Please find all lines in the data that hold the string "image" and copy them.

####

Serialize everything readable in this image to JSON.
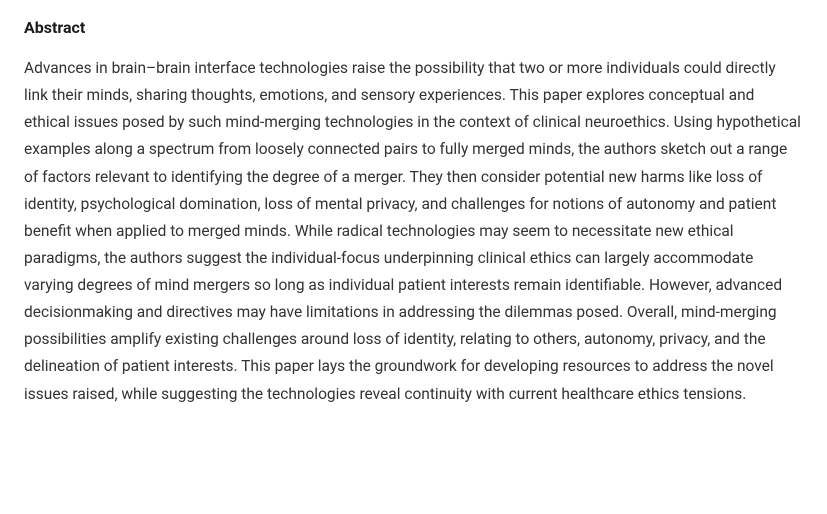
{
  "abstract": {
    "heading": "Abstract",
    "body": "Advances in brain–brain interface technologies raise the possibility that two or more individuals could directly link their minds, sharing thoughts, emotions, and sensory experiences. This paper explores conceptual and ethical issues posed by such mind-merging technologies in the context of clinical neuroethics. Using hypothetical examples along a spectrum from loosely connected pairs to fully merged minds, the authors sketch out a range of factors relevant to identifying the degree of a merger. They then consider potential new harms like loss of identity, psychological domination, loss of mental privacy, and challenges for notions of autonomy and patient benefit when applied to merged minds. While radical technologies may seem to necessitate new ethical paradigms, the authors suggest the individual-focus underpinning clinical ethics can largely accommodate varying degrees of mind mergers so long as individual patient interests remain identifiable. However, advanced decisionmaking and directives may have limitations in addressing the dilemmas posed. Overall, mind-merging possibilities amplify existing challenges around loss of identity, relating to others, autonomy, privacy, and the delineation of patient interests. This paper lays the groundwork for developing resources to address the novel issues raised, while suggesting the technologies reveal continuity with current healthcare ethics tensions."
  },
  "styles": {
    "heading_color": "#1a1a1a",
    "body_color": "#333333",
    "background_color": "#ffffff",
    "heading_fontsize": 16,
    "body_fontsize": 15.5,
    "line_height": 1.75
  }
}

####

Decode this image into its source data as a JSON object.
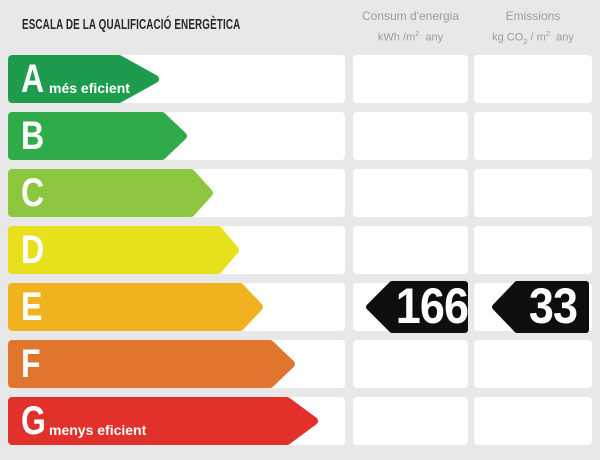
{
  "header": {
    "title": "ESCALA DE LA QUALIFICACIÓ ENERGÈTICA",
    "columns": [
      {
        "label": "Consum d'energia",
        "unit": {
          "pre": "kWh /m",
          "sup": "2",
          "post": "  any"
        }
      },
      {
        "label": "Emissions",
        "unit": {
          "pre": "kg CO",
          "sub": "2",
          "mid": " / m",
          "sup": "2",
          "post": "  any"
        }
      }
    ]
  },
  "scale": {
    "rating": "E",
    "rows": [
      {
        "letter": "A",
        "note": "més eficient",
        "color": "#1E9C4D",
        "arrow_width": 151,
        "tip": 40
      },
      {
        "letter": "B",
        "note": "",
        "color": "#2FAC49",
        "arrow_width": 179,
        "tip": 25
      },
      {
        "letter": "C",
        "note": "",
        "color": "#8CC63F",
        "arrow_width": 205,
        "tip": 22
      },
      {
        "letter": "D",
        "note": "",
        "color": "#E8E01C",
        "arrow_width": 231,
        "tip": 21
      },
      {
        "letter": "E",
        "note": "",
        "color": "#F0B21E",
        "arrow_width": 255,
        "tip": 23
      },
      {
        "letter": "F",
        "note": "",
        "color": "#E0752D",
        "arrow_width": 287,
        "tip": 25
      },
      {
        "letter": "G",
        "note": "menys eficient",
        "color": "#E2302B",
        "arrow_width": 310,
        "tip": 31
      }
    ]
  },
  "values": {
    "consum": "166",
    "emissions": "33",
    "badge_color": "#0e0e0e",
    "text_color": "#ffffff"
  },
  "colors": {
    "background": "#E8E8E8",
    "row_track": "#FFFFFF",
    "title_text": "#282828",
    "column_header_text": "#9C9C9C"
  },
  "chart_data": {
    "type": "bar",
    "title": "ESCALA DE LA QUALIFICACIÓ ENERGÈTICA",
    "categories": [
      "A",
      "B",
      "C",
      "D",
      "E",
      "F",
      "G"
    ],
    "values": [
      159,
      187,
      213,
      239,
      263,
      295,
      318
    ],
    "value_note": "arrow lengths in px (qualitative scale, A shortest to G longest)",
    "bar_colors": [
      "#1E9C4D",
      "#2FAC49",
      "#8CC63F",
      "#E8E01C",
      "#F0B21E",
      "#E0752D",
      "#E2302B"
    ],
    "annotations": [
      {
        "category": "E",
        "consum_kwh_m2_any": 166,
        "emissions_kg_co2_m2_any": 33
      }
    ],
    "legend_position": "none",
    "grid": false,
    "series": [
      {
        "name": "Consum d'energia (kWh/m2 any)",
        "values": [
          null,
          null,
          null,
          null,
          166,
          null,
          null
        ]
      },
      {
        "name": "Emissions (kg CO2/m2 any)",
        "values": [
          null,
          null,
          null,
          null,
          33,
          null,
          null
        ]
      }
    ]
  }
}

####

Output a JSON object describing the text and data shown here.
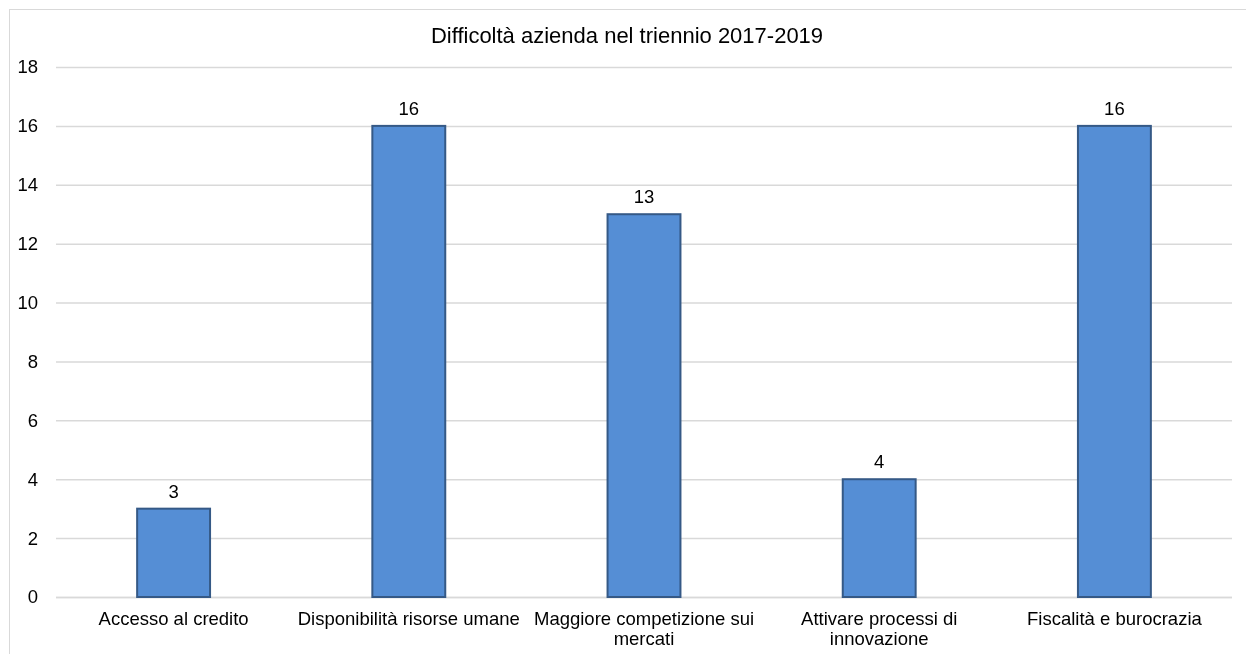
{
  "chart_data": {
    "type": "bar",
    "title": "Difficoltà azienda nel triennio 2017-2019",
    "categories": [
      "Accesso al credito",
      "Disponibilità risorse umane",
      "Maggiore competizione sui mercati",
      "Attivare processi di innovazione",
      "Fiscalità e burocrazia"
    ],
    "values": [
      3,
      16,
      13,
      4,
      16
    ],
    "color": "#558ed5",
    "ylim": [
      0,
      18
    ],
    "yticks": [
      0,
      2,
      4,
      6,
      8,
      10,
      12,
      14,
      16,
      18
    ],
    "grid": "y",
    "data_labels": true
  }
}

####

In response>
Serialize everything readable in this image to JSON.
Decode this image into its source data as a JSON object.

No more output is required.